### [Given information]
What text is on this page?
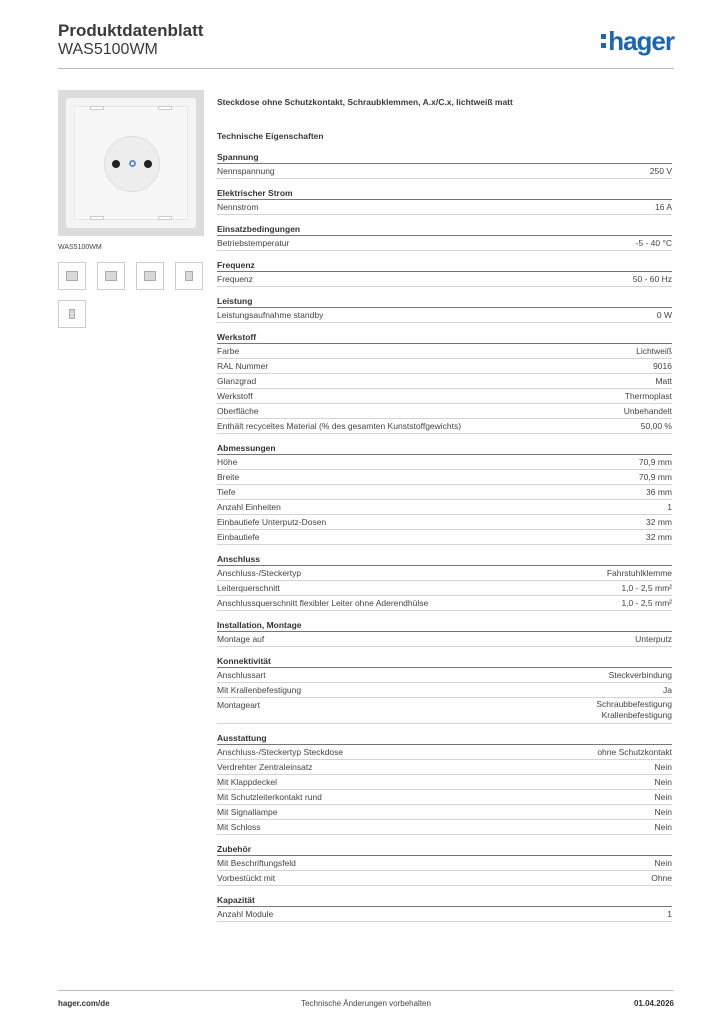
Produktdatenblatt
WAS5100WM	hager
WAS5100WM
Steckdose ohne Schutzkontakt, Schraubklemmen, A.x/C.x, lichtweiß matt
Technische Eigenschaften
Spannung
Nennspannung	250 V
Elektrischer Strom
Nennstrom	16 A
Einsatzbedingungen
Betriebstemperatur	-5 - 40 °C
Frequenz
Frequenz	50 - 60 Hz
Leistung
Leistungsaufnahme standby	0 W
Werkstoff
Farbe	Lichtweiß
RAL Nummer	9016
Glanzgrad	Matt
Werkstoff	Thermoplast
Oberfläche	Unbehandelt
Enthält recyceltes Material (% des gesamten Kunststoffgewichts)	50,00 %
Abmessungen
Höhe	70,9 mm
Breite	70,9 mm
Tiefe	36 mm
Anzahl Einheiten	1
Einbautiefe Unterputz-Dosen	32 mm
Einbautiefe	32 mm
Anschluss
Anschluss-/Steckertyp	Fahrstuhlklemme
Leiterquerschnitt	1,0 - 2,5 mm²
Anschlussquerschnitt flexibler Leiter ohne Aderendhülse	1,0 - 2,5 mm²
Installation, Montage
Montage auf	Unterputz
Konnektivität
Anschlussart	Steckverbindung
Mit Krallenbefestigung	Ja
Montageart	Schraubbefestigung
Krallenbefestigung
Ausstattung
Anschluss-/Steckertyp Steckdose	ohne Schutzkontakt
Verdrehter Zentraleinsatz	Nein
Mit Klappdeckel	Nein
Mit Schutzleiterkontakt rund	Nein
Mit Signallampe	Nein
Mit Schloss	Nein
Zubehör
Mit Beschriftungsfeld	Nein
Vorbestückt mit	Ohne
Kapazität
Anzahl Module	1
hager.com/de	Technische Änderungen vorbehalten	01.04.2026
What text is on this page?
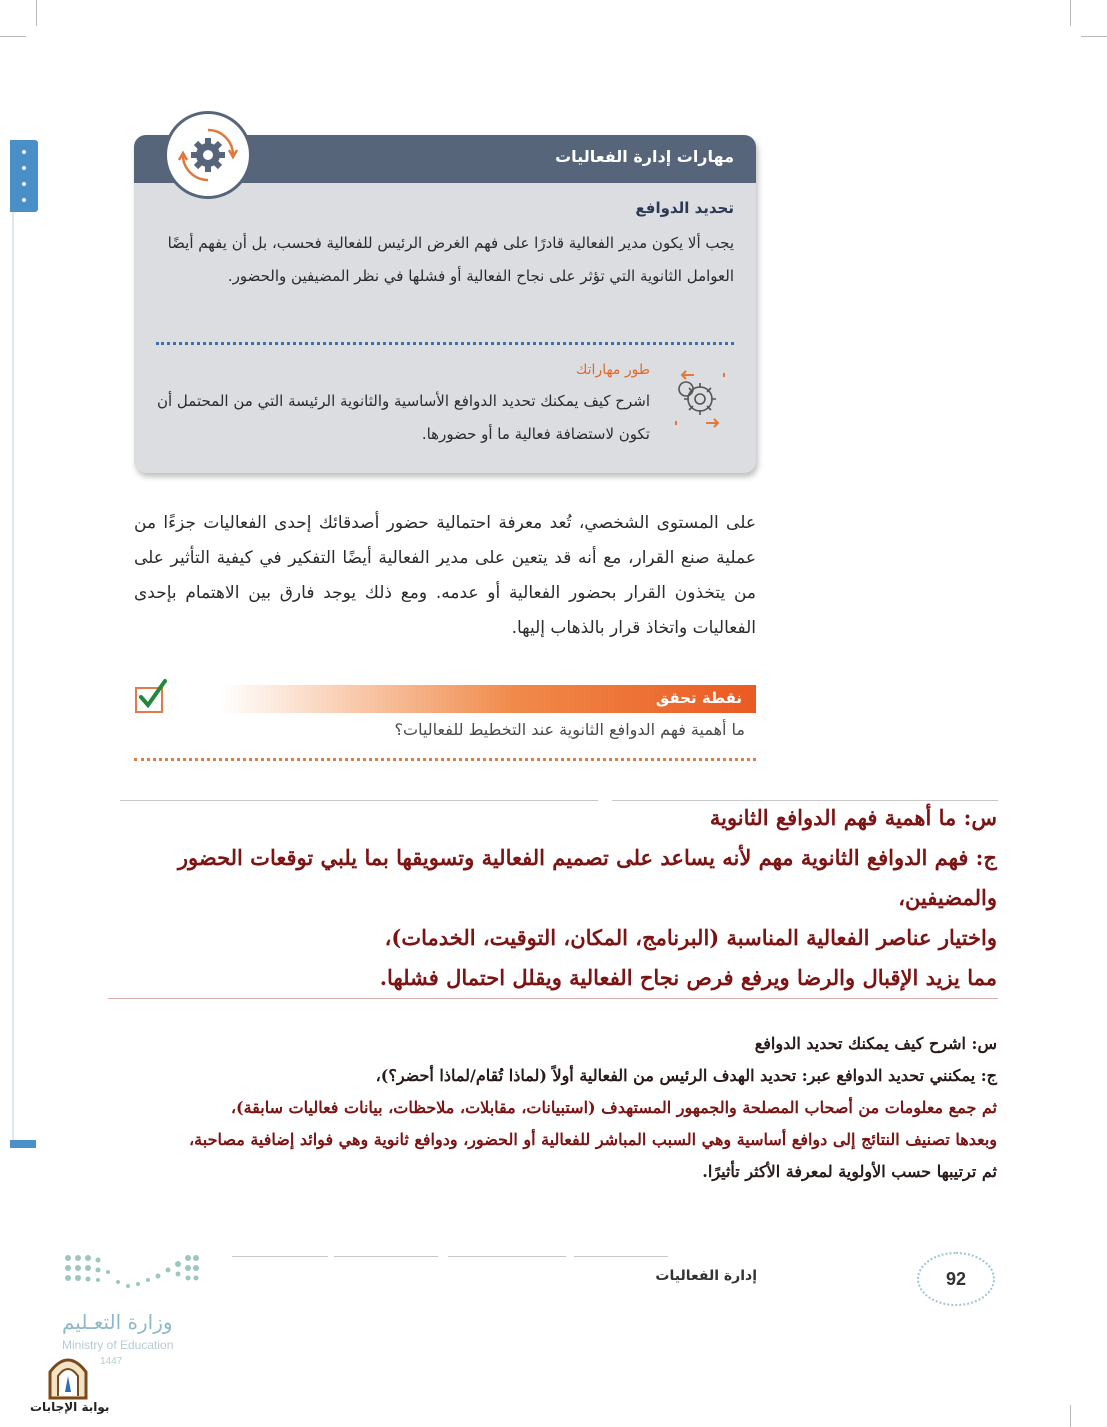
مهارات إدارة الفعاليات
تحديد الدوافع
يجب ألا يكون مدير الفعالية قادرًا على فهم الغرض الرئيس للفعالية فحسب، بل أن يفهم أيضًا العوامل الثانوية التي تؤثر على نجاح الفعالية أو فشلها في نظر المضيفين والحضور.
طور مهاراتك
اشرح كيف يمكنك تحديد الدوافع الأساسية والثانوية الرئيسة التي من المحتمل أن تكون لاستضافة فعالية ما أو حضورها.
على المستوى الشخصي، تُعد معرفة احتمالية حضور أصدقائك إحدى الفعاليات جزءًا من عملية صنع القرار، مع أنه قد يتعين على مدير الفعالية أيضًا التفكير في كيفية التأثير على من يتخذون القرار بحضور الفعالية أو عدمه. ومع ذلك يوجد فارق بين الاهتمام بإحدى الفعاليات واتخاذ قرار بالذهاب إليها.
نقطة تحقق
ما أهمية فهم الدوافع الثانوية عند التخطيط للفعاليات؟
س: ما أهمية فهم الدوافع الثانوية
ج: فهم الدوافع الثانوية مهم لأنه يساعد على تصميم الفعالية وتسويقها بما يلبي توقعات الحضور والمضيفين،
واختيار عناصر الفعالية المناسبة (البرنامج، المكان، التوقيت، الخدمات)،
مما يزيد الإقبال والرضا ويرفع فرص نجاح الفعالية ويقلل احتمال فشلها.
س: اشرح كيف يمكنك تحديد الدوافع
ج: يمكنني تحديد الدوافع عبر: تحديد الهدف الرئيس من الفعالية أولاً (لماذا تُقام/لماذا أحضر؟)،
ثم جمع معلومات من أصحاب المصلحة والجمهور المستهدف (استبيانات، مقابلات، ملاحظات، بيانات فعاليات سابقة)،
وبعدها تصنيف النتائج إلى دوافع أساسية وهي السبب المباشر للفعالية أو الحضور، ودوافع ثانوية وهي فوائد إضافية مصاحبة،
ثم ترتيبها حسب الأولوية لمعرفة الأكثر تأثيرًا.
إدارة الفعاليات	92
وزارة التعـليم
Ministry of Education
1447
بوابة الإجابات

### [Task to carry out]
Look over the records above and copy each line that includes the string "تحديد".

### [Response to the exercise]
تحديد الدوافع
اشرح كيف يمكنك تحديد الدوافع الأساسية والثانوية الرئيسة التي من المحتمل أن تكون لاستضافة فعالية ما أو حضورها.
س: اشرح كيف يمكنك تحديد الدوافع
ج: يمكنني تحديد الدوافع عبر: تحديد الهدف الرئيس من الفعالية أولاً (لماذا تُقام/لماذا أحضر؟)،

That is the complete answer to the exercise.